TEXTO FORNECIDO:

=-=-=

10. Cortejo de casamento:

  • O casamento da realeza;
  • A vida feminina;
  • O luxo e a ostentação desmedidos;
  • O contraste desse luxo com a fome e a miséria do povo, que luta pela sobrevivência e se entrega a comportamentos imorais;
  • O estado deplorável dos caminhos.

11. Trabalho no convento:

  • A servidão e a escravidão populares (os homens são obrigados, na maioria dos casos, à força de armas, ou voluntariamente, na mira de um salário e de alimentação certa, a abandonar as suas casas e a construir o convento, vivendo em barracões, executando um trabalho desmedido e roídos por doenças venéreas).

Em suma, Lisboa é representada como um espaço infecto, alimentado pelo ódio (aos judeus e aos cristãos-novos), pela corrupção moral eclesiástica, pelo poder repressivo e hipócrita do Santo Ofício e pelo poder autocrático do rei.

=-=-=

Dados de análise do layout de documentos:

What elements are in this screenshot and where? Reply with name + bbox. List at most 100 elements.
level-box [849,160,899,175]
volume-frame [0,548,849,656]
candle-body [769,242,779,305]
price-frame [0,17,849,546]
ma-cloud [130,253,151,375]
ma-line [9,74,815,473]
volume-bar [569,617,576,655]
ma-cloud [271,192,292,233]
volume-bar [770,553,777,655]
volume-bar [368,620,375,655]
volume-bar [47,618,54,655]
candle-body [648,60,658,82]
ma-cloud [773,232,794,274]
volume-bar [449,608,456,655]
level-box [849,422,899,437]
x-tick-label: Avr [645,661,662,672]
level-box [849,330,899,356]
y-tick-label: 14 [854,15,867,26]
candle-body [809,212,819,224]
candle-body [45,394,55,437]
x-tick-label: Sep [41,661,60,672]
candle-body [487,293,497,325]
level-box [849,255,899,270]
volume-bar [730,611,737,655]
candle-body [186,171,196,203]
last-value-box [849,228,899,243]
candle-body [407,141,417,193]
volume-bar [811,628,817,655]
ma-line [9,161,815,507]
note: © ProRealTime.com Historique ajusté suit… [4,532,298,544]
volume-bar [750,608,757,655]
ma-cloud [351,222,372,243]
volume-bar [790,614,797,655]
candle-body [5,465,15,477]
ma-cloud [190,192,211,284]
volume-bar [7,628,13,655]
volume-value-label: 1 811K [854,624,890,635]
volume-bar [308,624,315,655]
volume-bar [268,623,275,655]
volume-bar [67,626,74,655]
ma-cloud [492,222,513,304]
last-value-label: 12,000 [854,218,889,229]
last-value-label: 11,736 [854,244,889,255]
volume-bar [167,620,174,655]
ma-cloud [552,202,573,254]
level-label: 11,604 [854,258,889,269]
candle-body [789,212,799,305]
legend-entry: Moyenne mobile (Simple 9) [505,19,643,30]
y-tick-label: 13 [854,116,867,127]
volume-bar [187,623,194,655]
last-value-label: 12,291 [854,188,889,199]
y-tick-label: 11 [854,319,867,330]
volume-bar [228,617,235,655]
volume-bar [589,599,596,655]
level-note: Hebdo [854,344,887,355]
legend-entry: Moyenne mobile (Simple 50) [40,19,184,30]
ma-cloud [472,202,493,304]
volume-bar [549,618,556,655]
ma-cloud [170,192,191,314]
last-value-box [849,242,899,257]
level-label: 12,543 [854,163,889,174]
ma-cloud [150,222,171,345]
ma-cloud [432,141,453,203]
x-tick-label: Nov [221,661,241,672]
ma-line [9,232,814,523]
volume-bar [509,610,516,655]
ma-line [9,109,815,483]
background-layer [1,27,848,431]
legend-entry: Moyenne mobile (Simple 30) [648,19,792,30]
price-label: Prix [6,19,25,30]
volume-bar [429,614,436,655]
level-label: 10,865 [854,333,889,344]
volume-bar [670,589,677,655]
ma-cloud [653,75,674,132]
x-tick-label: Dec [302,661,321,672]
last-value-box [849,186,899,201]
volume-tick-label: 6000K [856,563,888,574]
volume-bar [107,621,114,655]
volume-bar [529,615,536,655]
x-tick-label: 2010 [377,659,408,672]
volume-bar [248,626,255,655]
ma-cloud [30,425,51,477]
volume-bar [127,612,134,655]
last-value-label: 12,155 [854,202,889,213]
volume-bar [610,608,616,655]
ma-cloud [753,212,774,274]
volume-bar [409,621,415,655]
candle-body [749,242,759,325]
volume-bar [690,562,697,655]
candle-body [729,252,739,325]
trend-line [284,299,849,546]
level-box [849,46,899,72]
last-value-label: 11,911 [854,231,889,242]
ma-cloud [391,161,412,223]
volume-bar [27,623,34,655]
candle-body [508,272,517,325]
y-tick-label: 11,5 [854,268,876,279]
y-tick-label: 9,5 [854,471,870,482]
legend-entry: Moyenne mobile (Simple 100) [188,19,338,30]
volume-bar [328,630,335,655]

=-=-=

INSTRUÇÕES DO EXERCÍCIO:
a - Responda com base no texto sobre Lisboa:
(i) No cortejo de casamento, com o que contrasta o luxo?
(ii) No trabalho no convento, onde vivem os homens?
(iii) No resumo final, a quem se dirige o ódio?
b - Transcreva de novo o trecho do texto sobre Lisboa que vai de "10. Cortejo de" até "autocrático do rei.", inclusive.
A listagem é um material à parte e não tem relação com o texto sobre Lisboa.

RESPOSTAS:
a -
(i) Com a fome e a miséria do povo.
(ii) Em barracões.
(iii) Aos judeus e aos cristãos-novos.

b -
10. Cortejo de casamento:

  • O casamento da realeza;
  • A vida feminina;
  • O luxo e a ostentação desmedidos;
  • O contraste desse luxo com a fome e a miséria do povo, que luta pela sobrevivência e se entrega a comportamentos imorais;
  • O estado deplorável dos caminhos.

11. Trabalho no convento:

  • A servidão e a escravidão populares (os homens são obrigados, na maioria dos casos, à força de armas, ou voluntariamente, na mira de um salário e de alimentação certa, a abandonar as suas casas e a construir o convento, vivendo em barracões, executando um trabalho desmedido e roídos por doenças venéreas).

Em suma, Lisboa é representada como um espaço infecto, alimentado pelo ódio (aos judeus e aos cristãos-novos), pela corrupção moral eclesiástica, pelo poder repressivo e hipócrita do Santo Ofício e pelo poder autocrático do rei.